DATASET RECORDS:

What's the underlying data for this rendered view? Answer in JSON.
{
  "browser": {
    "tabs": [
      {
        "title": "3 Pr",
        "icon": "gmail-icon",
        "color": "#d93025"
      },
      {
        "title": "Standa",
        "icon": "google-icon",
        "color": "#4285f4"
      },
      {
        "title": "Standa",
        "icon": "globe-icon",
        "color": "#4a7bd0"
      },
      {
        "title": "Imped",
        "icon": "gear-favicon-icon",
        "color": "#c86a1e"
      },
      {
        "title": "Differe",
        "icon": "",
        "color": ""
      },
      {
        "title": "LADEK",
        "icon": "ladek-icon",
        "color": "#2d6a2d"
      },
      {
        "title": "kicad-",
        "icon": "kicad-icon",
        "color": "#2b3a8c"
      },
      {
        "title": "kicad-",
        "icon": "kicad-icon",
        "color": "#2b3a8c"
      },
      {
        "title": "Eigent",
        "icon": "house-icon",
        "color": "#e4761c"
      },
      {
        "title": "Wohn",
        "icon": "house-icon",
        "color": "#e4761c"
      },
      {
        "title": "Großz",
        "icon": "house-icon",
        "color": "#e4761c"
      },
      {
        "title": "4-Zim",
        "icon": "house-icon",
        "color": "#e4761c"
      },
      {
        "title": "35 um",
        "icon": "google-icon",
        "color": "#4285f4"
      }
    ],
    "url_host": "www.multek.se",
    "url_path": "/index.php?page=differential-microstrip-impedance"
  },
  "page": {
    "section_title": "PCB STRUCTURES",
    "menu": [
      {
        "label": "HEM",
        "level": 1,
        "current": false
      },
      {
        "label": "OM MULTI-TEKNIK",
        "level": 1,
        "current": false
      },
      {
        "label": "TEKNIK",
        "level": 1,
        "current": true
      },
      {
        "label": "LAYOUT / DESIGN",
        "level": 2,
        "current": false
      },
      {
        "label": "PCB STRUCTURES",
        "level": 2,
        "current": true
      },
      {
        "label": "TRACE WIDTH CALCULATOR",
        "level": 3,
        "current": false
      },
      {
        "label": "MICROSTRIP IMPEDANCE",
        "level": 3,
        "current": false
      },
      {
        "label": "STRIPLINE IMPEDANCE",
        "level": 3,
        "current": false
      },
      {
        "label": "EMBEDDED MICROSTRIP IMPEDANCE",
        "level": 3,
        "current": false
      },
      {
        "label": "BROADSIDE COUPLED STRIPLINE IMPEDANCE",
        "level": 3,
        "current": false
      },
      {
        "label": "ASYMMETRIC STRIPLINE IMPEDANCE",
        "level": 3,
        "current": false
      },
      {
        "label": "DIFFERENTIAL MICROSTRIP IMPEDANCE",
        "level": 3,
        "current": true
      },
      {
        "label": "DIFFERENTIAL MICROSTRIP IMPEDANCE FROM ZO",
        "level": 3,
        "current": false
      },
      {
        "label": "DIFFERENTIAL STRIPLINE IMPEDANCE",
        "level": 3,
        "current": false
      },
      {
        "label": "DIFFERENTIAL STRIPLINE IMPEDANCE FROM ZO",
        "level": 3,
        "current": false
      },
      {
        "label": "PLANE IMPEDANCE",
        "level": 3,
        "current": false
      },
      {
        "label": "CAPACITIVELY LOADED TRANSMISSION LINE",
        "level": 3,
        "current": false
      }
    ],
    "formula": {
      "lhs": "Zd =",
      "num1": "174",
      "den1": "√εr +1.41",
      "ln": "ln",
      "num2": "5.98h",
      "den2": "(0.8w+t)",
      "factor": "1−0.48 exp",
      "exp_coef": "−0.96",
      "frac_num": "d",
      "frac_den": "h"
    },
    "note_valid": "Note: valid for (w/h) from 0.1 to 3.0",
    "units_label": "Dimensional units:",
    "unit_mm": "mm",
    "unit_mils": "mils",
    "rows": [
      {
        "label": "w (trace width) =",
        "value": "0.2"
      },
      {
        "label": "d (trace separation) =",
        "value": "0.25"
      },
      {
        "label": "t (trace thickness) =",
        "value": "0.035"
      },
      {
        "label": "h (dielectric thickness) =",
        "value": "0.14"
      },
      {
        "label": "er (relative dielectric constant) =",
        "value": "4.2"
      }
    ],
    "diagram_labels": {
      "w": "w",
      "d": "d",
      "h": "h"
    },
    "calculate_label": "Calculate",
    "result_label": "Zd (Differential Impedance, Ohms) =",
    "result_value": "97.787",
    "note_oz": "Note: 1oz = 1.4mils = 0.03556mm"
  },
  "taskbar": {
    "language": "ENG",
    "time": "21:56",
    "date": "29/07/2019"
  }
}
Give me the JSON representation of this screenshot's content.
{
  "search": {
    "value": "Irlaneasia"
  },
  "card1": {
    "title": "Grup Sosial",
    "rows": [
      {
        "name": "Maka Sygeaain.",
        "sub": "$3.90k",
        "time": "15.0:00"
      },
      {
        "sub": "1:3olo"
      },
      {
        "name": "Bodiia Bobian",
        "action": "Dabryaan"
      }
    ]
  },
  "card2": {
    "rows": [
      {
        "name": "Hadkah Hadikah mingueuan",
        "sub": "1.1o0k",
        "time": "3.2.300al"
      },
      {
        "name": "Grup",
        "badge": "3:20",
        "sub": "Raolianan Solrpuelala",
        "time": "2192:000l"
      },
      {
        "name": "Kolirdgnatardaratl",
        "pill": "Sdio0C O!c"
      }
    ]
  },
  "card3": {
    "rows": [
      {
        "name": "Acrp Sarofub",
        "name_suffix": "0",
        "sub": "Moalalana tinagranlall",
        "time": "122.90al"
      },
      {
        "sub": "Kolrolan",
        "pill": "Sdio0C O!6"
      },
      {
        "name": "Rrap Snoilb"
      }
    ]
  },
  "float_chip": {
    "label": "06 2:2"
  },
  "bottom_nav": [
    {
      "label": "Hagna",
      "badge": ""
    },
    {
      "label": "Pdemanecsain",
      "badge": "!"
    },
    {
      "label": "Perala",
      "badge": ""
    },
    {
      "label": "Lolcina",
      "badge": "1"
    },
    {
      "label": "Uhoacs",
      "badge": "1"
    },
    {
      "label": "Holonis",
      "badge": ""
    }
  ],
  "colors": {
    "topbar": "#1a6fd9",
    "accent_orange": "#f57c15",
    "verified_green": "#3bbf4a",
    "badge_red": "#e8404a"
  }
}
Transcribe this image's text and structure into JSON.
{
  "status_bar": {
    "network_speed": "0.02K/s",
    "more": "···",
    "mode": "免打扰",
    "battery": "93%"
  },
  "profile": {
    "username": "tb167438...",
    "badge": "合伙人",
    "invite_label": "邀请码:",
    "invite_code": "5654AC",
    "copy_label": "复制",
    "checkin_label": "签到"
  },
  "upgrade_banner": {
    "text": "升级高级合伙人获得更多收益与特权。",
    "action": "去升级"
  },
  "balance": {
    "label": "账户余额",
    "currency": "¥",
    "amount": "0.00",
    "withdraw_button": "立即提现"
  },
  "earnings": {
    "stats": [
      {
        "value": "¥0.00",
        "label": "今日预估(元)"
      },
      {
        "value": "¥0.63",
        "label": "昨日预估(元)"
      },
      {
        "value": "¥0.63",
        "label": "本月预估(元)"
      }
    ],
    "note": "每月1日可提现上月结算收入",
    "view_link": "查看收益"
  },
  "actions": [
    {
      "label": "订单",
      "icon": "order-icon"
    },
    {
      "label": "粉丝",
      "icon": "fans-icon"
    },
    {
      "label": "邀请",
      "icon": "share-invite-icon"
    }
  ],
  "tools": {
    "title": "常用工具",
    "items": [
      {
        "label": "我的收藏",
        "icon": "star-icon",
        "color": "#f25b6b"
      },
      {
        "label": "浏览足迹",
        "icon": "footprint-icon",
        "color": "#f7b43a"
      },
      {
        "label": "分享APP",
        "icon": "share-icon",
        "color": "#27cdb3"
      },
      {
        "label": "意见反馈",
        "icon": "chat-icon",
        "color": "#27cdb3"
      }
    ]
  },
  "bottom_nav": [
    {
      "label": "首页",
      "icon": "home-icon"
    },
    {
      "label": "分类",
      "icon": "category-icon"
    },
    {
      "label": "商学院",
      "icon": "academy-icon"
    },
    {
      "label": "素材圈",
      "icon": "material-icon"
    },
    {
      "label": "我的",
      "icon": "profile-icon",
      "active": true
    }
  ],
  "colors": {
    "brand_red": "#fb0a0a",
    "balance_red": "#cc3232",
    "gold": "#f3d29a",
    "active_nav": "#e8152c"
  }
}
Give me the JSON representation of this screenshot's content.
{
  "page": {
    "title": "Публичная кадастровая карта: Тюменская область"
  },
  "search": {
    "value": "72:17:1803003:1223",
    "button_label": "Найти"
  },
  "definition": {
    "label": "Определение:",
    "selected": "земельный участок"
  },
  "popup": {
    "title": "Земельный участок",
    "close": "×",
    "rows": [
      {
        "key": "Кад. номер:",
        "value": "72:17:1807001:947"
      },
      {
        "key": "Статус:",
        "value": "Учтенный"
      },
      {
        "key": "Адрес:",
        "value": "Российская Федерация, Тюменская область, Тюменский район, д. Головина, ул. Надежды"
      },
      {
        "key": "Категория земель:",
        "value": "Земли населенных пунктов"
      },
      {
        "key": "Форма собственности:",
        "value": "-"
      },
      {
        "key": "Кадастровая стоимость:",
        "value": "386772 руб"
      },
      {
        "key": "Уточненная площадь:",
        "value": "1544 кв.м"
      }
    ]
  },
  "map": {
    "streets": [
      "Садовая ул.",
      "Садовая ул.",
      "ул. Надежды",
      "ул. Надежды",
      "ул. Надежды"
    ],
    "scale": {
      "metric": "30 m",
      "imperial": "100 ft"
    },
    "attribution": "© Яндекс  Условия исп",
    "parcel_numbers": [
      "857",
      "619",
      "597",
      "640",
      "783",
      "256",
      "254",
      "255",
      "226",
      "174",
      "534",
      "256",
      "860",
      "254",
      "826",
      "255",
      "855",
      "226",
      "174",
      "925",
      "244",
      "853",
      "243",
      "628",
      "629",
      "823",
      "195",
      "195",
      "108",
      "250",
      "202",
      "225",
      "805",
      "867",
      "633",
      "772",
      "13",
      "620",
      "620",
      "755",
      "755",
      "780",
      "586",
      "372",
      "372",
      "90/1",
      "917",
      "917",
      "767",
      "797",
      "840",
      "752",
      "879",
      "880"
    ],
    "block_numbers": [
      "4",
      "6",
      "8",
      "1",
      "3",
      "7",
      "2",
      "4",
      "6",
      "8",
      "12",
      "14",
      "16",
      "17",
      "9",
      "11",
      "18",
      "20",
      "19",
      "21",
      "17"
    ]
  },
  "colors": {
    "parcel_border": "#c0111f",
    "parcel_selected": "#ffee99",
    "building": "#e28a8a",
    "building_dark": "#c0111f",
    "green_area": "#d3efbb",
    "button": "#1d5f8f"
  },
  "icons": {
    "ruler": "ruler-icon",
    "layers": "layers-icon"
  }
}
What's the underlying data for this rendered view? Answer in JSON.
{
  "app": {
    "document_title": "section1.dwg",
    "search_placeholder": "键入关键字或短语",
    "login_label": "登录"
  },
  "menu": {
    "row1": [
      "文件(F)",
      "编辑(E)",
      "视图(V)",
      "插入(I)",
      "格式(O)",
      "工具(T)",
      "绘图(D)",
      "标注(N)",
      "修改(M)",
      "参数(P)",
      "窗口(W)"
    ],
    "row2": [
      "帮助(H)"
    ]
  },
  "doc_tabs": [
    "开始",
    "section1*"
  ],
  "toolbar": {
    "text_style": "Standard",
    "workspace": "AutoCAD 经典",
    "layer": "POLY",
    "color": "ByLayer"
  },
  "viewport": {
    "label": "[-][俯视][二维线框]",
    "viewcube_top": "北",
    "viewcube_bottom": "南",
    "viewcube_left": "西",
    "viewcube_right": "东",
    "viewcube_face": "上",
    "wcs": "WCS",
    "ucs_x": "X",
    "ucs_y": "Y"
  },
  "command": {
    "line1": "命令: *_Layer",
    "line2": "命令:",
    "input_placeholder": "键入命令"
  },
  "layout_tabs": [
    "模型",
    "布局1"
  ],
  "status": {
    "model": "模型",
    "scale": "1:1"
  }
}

SET PROBLEM: Among the lines of the material, find those that hold the word "участок" and copy them.

SOLVED EXERCISE:
    "selected": "земельный участок"
    "title": "Земельный участок",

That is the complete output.